**Task prompt**
Write out exactly the lines running from the one that contains "What does this" through the end of the material.

----

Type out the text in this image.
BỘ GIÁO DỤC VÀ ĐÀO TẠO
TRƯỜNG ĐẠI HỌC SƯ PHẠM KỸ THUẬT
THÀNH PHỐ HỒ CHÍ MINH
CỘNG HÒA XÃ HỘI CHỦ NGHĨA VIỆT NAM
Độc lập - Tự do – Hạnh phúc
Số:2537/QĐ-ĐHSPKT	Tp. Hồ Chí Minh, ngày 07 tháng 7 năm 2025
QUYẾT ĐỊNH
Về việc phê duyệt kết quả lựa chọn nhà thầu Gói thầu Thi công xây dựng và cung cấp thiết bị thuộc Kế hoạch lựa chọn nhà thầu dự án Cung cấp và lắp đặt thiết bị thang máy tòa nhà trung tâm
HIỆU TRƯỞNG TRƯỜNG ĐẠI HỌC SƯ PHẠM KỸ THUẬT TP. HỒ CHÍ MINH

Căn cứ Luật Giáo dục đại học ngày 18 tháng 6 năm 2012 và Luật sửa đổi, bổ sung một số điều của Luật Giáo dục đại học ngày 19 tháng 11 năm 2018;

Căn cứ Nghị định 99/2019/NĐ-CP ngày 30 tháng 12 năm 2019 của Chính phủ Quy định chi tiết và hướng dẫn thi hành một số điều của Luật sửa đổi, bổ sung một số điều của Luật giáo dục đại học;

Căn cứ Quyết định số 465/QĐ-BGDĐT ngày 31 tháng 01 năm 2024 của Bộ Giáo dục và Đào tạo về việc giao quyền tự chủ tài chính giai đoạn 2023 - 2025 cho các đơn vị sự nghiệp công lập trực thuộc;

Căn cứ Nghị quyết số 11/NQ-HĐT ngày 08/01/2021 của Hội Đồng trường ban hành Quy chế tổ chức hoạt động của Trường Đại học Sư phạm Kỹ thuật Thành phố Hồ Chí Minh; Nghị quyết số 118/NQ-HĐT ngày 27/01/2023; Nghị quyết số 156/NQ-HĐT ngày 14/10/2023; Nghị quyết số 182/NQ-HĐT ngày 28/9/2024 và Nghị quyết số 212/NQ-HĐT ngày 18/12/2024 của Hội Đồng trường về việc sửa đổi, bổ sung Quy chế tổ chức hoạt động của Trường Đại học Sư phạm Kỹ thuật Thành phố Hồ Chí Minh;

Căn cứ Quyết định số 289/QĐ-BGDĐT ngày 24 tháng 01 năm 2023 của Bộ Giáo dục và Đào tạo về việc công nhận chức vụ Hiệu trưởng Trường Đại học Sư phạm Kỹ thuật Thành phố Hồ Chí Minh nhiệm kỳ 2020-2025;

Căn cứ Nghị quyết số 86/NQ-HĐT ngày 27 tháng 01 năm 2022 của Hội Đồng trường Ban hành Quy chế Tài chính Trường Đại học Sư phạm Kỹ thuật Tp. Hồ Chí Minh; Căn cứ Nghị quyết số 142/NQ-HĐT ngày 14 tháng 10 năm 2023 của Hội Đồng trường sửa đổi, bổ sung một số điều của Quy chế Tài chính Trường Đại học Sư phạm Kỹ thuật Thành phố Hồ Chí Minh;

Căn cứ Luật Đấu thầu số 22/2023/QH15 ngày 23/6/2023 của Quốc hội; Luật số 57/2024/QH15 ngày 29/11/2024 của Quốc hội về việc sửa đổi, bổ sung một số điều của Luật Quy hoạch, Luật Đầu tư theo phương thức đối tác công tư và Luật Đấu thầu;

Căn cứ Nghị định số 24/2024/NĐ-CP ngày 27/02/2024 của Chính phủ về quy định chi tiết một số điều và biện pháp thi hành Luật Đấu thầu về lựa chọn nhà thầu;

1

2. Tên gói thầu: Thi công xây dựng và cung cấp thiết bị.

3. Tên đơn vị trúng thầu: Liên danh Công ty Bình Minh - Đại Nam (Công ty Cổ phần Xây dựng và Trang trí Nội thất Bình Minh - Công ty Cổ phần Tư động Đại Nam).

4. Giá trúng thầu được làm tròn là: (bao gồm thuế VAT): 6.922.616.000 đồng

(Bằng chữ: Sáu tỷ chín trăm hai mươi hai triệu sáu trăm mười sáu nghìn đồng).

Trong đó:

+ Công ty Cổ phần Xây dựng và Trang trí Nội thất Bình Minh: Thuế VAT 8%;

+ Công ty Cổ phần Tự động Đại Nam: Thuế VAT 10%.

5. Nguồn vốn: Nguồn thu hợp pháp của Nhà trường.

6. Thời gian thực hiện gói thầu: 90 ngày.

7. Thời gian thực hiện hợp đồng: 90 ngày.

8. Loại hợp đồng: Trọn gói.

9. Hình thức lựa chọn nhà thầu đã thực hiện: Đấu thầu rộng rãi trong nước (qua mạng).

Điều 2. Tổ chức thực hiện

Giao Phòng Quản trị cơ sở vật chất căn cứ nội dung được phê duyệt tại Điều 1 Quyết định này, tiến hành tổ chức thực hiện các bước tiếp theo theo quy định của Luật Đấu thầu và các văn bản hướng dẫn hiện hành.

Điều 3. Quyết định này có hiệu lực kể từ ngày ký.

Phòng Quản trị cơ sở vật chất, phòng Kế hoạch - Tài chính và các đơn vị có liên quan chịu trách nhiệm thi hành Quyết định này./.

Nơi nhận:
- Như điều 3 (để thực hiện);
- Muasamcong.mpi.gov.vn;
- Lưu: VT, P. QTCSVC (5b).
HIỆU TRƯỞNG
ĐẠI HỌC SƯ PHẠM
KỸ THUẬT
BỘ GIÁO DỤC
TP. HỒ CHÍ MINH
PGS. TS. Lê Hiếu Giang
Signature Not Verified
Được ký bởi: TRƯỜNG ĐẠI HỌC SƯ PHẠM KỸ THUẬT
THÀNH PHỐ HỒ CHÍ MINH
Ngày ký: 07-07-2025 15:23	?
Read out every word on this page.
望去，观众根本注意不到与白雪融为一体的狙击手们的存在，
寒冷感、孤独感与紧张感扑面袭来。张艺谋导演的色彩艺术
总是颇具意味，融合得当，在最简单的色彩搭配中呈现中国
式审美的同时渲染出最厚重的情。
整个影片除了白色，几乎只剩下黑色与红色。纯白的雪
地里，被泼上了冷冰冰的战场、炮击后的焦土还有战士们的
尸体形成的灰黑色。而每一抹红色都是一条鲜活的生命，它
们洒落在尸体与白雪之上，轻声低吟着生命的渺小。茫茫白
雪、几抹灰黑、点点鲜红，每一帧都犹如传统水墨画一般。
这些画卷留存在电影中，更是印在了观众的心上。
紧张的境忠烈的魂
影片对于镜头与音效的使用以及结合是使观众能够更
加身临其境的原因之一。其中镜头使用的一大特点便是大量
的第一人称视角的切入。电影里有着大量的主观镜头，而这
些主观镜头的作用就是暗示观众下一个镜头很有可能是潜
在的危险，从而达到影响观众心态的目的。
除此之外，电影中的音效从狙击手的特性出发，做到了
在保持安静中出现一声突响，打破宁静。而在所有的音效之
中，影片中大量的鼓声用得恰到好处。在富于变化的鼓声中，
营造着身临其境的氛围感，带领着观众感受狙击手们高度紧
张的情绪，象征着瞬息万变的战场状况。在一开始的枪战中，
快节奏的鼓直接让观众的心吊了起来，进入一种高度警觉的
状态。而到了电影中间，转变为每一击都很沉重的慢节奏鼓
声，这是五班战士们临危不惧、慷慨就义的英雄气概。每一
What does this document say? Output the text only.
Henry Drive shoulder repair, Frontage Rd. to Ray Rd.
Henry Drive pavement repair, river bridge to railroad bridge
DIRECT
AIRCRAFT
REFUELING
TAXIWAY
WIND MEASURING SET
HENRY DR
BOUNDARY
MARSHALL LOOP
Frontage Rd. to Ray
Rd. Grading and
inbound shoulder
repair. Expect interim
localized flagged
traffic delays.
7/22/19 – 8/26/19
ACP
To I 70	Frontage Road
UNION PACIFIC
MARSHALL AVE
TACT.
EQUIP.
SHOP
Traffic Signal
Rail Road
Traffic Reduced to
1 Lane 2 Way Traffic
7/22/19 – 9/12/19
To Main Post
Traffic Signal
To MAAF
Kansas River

----

**Full answer**
What does this document say? Output the text only.
Henry Drive shoulder repair, Frontage Rd. to Ray Rd.
Henry Drive pavement repair, river bridge to railroad bridge
DIRECT
AIRCRAFT
REFUELING
TAXIWAY
WIND MEASURING SET
HENRY DR
BOUNDARY
MARSHALL LOOP
Frontage Rd. to Ray
Rd. Grading and
inbound shoulder
repair. Expect interim
localized flagged
traffic delays.
7/22/19 – 8/26/19
ACP
To I 70	Frontage Road
UNION PACIFIC
MARSHALL AVE
TACT.
EQUIP.
SHOP
Traffic Signal
Rail Road
Traffic Reduced to
1 Lane 2 Way Traffic
7/22/19 – 9/12/19
To Main Post
Traffic Signal
To MAAF
Kansas River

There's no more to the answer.